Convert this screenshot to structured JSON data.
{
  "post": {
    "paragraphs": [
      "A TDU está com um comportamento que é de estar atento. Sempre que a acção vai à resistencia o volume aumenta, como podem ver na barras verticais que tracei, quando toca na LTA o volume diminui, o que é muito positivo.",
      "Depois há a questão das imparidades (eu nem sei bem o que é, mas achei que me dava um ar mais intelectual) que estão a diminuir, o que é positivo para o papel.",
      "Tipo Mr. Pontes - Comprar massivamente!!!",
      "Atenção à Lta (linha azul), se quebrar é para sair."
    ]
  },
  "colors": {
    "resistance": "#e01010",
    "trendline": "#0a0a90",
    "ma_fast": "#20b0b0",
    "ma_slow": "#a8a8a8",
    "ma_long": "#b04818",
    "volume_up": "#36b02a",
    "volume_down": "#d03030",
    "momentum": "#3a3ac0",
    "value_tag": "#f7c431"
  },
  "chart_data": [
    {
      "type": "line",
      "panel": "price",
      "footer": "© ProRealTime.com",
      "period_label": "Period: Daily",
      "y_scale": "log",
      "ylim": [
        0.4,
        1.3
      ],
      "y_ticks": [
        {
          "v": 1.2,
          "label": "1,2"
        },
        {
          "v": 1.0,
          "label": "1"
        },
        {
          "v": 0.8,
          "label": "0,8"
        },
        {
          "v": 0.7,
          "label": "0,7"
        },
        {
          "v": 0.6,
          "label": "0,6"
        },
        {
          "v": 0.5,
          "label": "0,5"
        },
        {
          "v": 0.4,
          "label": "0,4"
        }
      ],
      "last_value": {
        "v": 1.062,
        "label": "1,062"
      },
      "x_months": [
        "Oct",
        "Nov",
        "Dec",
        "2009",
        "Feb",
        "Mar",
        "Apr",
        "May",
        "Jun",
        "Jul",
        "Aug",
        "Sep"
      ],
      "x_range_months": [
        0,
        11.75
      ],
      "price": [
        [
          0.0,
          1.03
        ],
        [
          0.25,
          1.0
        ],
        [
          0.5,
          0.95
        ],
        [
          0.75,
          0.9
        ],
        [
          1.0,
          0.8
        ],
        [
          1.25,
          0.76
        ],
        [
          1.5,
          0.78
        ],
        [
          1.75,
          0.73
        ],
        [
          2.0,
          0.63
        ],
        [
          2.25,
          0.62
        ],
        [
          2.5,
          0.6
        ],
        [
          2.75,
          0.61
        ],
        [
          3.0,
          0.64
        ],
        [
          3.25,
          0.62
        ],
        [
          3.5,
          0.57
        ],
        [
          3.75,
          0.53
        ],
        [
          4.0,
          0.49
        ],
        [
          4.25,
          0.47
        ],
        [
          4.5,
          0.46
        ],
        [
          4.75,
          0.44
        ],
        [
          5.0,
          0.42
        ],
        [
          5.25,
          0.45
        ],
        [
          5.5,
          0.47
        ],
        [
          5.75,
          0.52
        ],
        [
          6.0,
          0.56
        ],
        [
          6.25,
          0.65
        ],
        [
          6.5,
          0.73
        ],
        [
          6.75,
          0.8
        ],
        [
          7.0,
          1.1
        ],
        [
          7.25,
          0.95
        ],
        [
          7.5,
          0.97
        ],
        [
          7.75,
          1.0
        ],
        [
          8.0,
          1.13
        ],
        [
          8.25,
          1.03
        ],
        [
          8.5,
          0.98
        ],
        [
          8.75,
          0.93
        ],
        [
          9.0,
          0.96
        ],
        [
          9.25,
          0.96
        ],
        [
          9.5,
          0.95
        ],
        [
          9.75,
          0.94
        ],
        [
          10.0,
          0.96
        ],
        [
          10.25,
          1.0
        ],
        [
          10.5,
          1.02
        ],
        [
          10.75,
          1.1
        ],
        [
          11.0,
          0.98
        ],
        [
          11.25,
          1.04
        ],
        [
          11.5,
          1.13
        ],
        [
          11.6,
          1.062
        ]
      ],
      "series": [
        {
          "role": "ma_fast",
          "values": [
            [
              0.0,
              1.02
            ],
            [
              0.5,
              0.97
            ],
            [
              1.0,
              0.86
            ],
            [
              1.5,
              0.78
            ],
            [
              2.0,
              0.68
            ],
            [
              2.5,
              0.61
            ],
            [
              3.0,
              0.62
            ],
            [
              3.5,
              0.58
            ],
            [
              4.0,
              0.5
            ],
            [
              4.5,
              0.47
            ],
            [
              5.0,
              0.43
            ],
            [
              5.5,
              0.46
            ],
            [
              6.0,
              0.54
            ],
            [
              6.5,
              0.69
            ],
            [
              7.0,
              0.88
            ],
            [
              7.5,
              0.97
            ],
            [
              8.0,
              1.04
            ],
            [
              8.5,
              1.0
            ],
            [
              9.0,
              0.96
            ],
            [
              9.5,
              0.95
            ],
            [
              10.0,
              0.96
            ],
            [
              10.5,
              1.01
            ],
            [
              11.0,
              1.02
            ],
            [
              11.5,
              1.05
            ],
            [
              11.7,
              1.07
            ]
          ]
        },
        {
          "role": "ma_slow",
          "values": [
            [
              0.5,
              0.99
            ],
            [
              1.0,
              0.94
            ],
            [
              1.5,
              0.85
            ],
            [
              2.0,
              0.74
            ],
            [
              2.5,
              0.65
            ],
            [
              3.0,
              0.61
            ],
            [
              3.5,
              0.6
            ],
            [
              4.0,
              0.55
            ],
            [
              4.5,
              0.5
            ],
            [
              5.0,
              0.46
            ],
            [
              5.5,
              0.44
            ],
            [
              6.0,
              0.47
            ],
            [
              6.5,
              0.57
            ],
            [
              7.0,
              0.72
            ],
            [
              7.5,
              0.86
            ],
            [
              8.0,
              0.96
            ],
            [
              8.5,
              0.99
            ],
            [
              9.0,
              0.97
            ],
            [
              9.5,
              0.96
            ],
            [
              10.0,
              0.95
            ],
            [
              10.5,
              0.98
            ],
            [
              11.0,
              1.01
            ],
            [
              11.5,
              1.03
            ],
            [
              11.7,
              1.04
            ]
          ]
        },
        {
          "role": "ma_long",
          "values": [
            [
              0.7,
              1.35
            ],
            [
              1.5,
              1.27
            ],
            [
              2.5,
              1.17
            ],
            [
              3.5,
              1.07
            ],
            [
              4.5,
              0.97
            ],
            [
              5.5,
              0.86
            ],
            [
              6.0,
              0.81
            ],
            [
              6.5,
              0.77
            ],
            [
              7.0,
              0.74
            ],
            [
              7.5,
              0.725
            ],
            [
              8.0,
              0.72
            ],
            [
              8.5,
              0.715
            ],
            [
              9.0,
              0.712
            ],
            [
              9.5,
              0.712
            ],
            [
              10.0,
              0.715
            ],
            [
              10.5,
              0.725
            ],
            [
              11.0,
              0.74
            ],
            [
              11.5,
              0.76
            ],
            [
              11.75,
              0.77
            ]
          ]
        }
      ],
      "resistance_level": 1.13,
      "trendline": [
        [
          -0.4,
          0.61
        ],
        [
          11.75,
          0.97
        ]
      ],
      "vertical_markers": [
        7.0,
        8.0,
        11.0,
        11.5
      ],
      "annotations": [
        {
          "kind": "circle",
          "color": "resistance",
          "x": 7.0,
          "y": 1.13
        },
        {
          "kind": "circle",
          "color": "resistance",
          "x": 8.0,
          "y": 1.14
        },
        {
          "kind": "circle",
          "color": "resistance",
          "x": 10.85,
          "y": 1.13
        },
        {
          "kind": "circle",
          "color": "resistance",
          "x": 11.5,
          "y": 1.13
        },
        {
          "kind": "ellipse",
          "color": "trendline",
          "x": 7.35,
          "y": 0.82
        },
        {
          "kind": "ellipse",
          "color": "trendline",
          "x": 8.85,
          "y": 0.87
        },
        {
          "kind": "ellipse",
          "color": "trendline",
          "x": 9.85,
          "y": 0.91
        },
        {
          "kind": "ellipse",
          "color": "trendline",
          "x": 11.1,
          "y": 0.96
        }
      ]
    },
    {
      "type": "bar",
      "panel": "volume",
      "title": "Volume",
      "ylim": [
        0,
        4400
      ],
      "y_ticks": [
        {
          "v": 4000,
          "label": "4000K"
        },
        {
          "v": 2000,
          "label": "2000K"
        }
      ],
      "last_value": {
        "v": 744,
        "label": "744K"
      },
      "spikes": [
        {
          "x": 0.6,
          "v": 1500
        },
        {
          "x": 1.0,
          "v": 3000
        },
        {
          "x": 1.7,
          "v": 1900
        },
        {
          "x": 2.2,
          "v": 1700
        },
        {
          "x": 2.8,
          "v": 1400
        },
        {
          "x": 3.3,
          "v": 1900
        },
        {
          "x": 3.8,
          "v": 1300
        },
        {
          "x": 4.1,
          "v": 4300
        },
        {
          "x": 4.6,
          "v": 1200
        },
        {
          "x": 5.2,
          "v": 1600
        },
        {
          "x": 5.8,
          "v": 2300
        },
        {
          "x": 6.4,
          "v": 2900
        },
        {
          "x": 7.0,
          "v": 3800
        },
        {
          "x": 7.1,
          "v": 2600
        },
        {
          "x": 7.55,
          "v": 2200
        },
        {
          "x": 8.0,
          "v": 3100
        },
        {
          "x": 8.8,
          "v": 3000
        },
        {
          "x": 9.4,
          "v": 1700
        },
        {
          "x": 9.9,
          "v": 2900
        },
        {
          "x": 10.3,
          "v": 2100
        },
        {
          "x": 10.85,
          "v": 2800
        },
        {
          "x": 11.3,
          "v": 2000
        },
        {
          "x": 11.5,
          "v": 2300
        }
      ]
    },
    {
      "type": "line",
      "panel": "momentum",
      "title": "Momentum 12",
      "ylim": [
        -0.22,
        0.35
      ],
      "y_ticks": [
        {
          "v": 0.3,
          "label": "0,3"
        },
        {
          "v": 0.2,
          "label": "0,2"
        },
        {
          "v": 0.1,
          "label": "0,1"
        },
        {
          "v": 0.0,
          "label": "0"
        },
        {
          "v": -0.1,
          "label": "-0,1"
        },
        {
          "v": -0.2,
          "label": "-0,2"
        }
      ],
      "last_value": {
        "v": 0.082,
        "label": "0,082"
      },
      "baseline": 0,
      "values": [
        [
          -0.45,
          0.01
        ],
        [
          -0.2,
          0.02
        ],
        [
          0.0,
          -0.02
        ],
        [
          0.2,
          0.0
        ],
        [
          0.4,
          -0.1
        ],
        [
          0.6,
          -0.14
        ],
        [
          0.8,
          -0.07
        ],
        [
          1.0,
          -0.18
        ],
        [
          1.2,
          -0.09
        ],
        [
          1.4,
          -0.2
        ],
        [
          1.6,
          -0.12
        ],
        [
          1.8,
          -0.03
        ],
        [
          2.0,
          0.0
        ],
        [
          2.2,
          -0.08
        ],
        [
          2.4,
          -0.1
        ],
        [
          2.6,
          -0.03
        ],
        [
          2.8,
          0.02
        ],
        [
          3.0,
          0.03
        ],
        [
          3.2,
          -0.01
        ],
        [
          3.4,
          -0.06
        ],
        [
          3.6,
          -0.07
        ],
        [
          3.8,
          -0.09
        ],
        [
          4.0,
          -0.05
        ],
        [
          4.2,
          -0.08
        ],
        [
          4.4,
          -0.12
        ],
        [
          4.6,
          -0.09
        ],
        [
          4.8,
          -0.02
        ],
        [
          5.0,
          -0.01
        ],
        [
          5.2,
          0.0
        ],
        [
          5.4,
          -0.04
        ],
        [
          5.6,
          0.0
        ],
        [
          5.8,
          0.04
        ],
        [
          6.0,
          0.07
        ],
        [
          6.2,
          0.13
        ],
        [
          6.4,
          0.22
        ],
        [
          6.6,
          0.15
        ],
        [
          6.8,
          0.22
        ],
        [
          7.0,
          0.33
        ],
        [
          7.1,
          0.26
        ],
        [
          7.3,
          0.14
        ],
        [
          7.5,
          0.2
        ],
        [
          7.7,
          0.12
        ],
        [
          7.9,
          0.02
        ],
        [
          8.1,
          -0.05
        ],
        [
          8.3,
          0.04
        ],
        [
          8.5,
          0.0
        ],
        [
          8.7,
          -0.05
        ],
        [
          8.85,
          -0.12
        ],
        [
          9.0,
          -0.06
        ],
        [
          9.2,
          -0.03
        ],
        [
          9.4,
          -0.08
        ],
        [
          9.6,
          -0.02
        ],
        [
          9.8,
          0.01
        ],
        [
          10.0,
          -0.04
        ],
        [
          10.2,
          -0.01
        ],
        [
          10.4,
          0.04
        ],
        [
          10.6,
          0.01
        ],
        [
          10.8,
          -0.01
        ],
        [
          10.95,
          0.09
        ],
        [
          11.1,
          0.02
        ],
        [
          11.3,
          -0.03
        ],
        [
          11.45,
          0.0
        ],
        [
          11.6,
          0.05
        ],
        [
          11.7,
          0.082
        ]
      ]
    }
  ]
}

→ **The task**: Work out how many lines of the listing above include "panel". Answer with the number and nothing more.

→ **Finished answer**: 3